Below is a listing; write it out exactly and drop any images from it.

+++ Records for this task

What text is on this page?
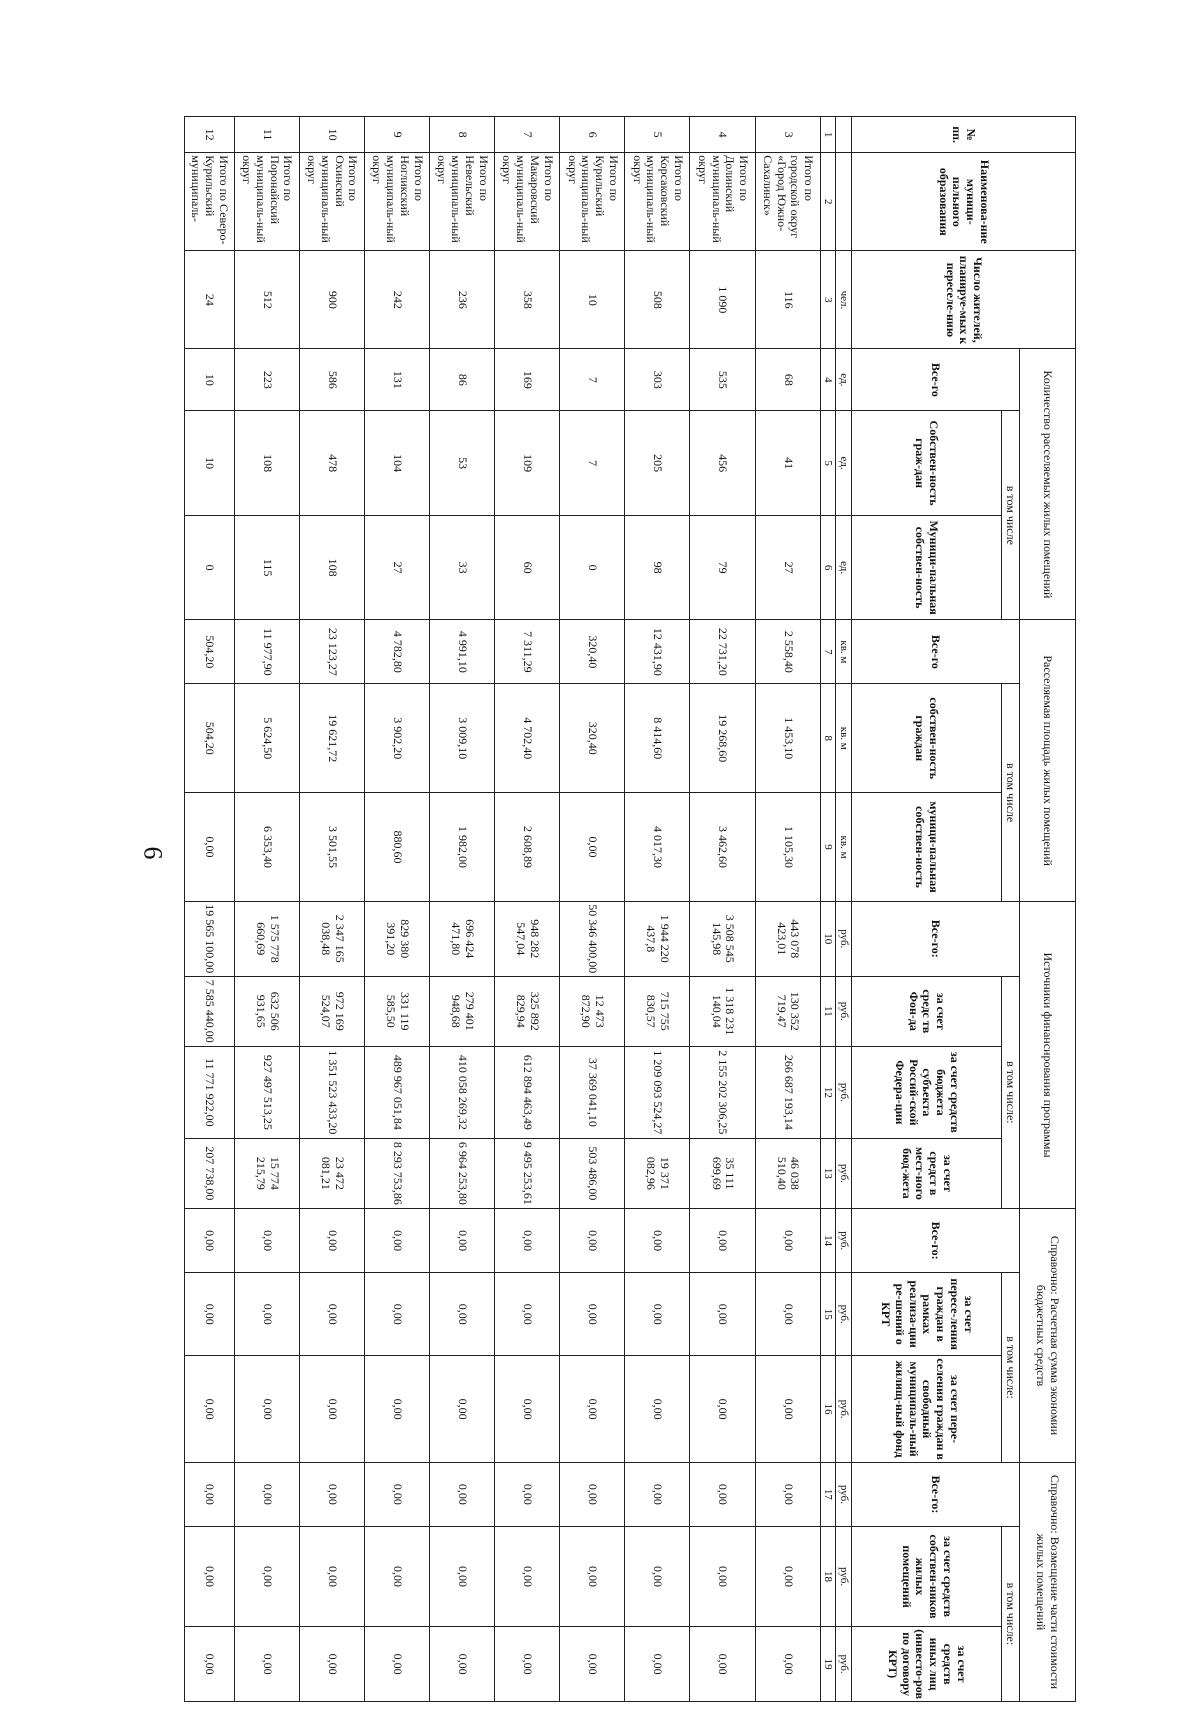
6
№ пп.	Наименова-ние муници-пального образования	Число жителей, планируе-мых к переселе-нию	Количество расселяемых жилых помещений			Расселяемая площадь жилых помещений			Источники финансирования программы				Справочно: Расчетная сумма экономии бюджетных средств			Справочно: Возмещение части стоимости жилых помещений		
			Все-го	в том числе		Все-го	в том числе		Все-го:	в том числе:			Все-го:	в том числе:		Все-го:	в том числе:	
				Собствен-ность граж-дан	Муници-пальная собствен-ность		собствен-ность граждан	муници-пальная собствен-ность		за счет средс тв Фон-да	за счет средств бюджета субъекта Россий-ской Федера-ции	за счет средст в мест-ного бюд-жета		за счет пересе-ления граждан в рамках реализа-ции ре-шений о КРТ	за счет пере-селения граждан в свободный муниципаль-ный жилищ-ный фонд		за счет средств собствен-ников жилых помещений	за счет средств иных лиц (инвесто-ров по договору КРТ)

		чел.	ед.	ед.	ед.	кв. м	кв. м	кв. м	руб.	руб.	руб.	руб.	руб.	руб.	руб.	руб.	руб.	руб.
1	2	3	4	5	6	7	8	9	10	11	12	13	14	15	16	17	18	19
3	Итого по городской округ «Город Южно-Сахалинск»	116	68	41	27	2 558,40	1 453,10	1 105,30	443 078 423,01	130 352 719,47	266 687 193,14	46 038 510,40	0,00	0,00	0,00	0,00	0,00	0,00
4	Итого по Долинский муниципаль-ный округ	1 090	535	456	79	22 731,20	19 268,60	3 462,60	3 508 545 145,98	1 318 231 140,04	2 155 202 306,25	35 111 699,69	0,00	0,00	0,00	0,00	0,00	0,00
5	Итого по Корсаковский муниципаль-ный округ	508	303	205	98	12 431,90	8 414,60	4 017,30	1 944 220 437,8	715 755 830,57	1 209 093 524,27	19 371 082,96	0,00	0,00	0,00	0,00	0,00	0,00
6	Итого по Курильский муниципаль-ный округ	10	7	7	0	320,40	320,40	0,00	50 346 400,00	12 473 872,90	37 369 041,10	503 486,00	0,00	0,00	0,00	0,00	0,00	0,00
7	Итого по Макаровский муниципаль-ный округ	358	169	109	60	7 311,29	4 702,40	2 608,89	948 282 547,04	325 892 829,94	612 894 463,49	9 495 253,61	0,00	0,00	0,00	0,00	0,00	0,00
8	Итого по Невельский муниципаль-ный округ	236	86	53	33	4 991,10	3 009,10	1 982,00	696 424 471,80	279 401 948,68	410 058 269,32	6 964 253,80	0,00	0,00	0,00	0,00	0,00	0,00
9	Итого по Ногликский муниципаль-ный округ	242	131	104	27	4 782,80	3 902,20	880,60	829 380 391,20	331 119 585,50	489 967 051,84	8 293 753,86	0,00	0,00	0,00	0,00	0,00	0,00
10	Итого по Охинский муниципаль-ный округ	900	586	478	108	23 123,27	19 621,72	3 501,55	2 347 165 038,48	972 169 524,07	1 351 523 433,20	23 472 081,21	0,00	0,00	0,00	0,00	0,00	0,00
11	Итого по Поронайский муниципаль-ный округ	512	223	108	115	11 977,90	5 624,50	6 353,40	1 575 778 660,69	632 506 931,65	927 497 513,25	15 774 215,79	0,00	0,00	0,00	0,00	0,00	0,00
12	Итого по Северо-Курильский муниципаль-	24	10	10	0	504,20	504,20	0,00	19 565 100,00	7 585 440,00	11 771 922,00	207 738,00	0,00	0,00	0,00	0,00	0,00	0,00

++++++

• Exercise solution
What text is on this page?
6
№ пп.	Наименова-ние муници-пального образования	Число жителей, планируе-мых к переселе-нию	Количество расселяемых жилых помещений			Расселяемая площадь жилых помещений			Источники финансирования программы				Справочно: Расчетная сумма экономии бюджетных средств			Справочно: Возмещение части стоимости жилых помещений		
			Все-го	в том числе		Все-го	в том числе		Все-го:	в том числе:			Все-го:	в том числе:		Все-го:	в том числе:	
				Собствен-ность граж-дан	Муници-пальная собствен-ность		собствен-ность граждан	муници-пальная собствен-ность		за счет средс тв Фон-да	за счет средств бюджета субъекта Россий-ской Федера-ции	за счет средст в мест-ного бюд-жета		за счет пересе-ления граждан в рамках реализа-ции ре-шений о КРТ	за счет пере-селения граждан в свободный муниципаль-ный жилищ-ный фонд		за счет средств собствен-ников жилых помещений	за счет средств иных лиц (инвесто-ров по договору КРТ)

		чел.	ед.	ед.	ед.	кв. м	кв. м	кв. м	руб.	руб.	руб.	руб.	руб.	руб.	руб.	руб.	руб.	руб.
1	2	3	4	5	6	7	8	9	10	11	12	13	14	15	16	17	18	19
3	Итого по городской округ «Город Южно-Сахалинск»	116	68	41	27	2 558,40	1 453,10	1 105,30	443 078 423,01	130 352 719,47	266 687 193,14	46 038 510,40	0,00	0,00	0,00	0,00	0,00	0,00
4	Итого по Долинский муниципаль-ный округ	1 090	535	456	79	22 731,20	19 268,60	3 462,60	3 508 545 145,98	1 318 231 140,04	2 155 202 306,25	35 111 699,69	0,00	0,00	0,00	0,00	0,00	0,00
5	Итого по Корсаковский муниципаль-ный округ	508	303	205	98	12 431,90	8 414,60	4 017,30	1 944 220 437,8	715 755 830,57	1 209 093 524,27	19 371 082,96	0,00	0,00	0,00	0,00	0,00	0,00
6	Итого по Курильский муниципаль-ный округ	10	7	7	0	320,40	320,40	0,00	50 346 400,00	12 473 872,90	37 369 041,10	503 486,00	0,00	0,00	0,00	0,00	0,00	0,00
7	Итого по Макаровский муниципаль-ный округ	358	169	109	60	7 311,29	4 702,40	2 608,89	948 282 547,04	325 892 829,94	612 894 463,49	9 495 253,61	0,00	0,00	0,00	0,00	0,00	0,00
8	Итого по Невельский муниципаль-ный округ	236	86	53	33	4 991,10	3 009,10	1 982,00	696 424 471,80	279 401 948,68	410 058 269,32	6 964 253,80	0,00	0,00	0,00	0,00	0,00	0,00
9	Итого по Ногликский муниципаль-ный округ	242	131	104	27	4 782,80	3 902,20	880,60	829 380 391,20	331 119 585,50	489 967 051,84	8 293 753,86	0,00	0,00	0,00	0,00	0,00	0,00
10	Итого по Охинский муниципаль-ный округ	900	586	478	108	23 123,27	19 621,72	3 501,55	2 347 165 038,48	972 169 524,07	1 351 523 433,20	23 472 081,21	0,00	0,00	0,00	0,00	0,00	0,00
11	Итого по Поронайский муниципаль-ный округ	512	223	108	115	11 977,90	5 624,50	6 353,40	1 575 778 660,69	632 506 931,65	927 497 513,25	15 774 215,79	0,00	0,00	0,00	0,00	0,00	0,00
12	Итого по Северо-Курильский муниципаль-	24	10	10	0	504,20	504,20	0,00	19 565 100,00	7 585 440,00	11 771 922,00	207 738,00	0,00	0,00	0,00	0,00	0,00	0,00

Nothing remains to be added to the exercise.